(Data items)

=====

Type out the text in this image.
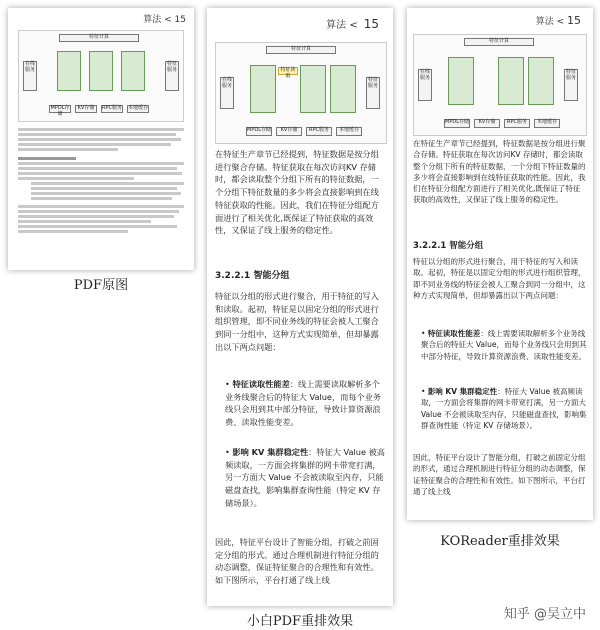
算法 < 15
特征计算
在线服务
特征服务
MPDL存储
KV存储	RPC服务 本地缓存
PDF原图
算法 < 15
特征计算
在线服务
特征读取
特征服务
MPDL存储	KV存储	RPC服务	本地缓存
在特征生产章节已经提到，特征数据是按分组进行聚合存储。特征获取在每次访问KV 存储时，都会读取整个分组下所有的特征数据，一个分组下特征数量的多少将会直接影响到在线特征获取的性能。因此，我们在特征分组配方面进行了相关优化,既保证了特征获取的高效性，又保证了线上服务的稳定性。
3.2.2.1 智能分组
特征以分组的形式进行聚合，用于特征的写入和读取。起初，特征是以固定分组的形式进行组织管理，即不同业务线的特征会被人工聚合到同一分组中，这种方式实现简单，但却暴露出以下两点问题：
• 特征读取性能差：线上需要读取解析多个业务线聚合后的特征大 Value，而每个业务线只会用到其中部分特征，导致计算资源浪费、读取性能变差。
• 影响 KV 集群稳定性：特征大 Value 被高频读取，一方面会将集群的网卡带宽打满，另一方面大 Value 不会被读取至内存，只能磁盘查找，影响集群查询性能（特定 KV 存储场景）。
因此，特征平台设计了智能分组，打破之前固定分组的形式。通过合理机制进行特征分组的动态调整，保证特征聚合的合理性和有效性。如下图所示，平台打通了线上线
小白PDF重排效果
算法 < 15
特征计算
在线服务
特征服务
MPDL存储	KV存储	RPC服务	本地缓存
在特征生产章节已经提到，特征数据是按分组进行聚合存储。特征获取在每次访问KV 存储时，都会读取整个分组下所有的特征数据，一个分组下特征数量的多少将会直接影响到在线特征获取的性能。因此，我们在特征分组配方面进行了相关优化,既保证了特征获取的高效性，又保证了线上服务的稳定性。
3.2.2.1 智能分组
特征以分组的形式进行聚合，用于特征的写入和读取。起初，特征是以固定分组的形式进行组织管理，即不同业务线的特征会被人工聚合到同一分组中，这种方式实现简单，但却暴露出以下两点问题：
• 特征读取性能差：线上需要读取解析多个业务线聚合后的特征大 Value，而每个业务线只会用到其中部分特征，导致计算资源浪费、读取性能变差。
• 影响 KV 集群稳定性：特征大 Value 被高频读取，一方面会将集群的网卡带宽打满，另一方面大 Value 不会被读取至内存，只能磁盘查找，影响集群查询性能（特定 KV 存储场景）。
因此，特征平台设计了智能分组，打破之前固定分组的形式，通过合理机制进行特征分组的动态调整，保证特征聚合的合理性和有效性。如下图所示，平台打通了线上线
KOReader重排效果
知乎 @吴立中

=====

_WHAT YOU HAVE TO DO_
Find the string "打破之前固定分组的形式" in the entries above and return each line that holds it.

_CORRECT RESULT_
因此，特征平台设计了智能分组，打破之前固定分组的形式。通过合理机制进行特征分组的动态调整，保证特征聚合的合理性和有效性。如下图所示，平台打通了线上线
因此，特征平台设计了智能分组，打破之前固定分组的形式，通过合理机制进行特征分组的动态调整，保证特征聚合的合理性和有效性。如下图所示，平台打通了线上线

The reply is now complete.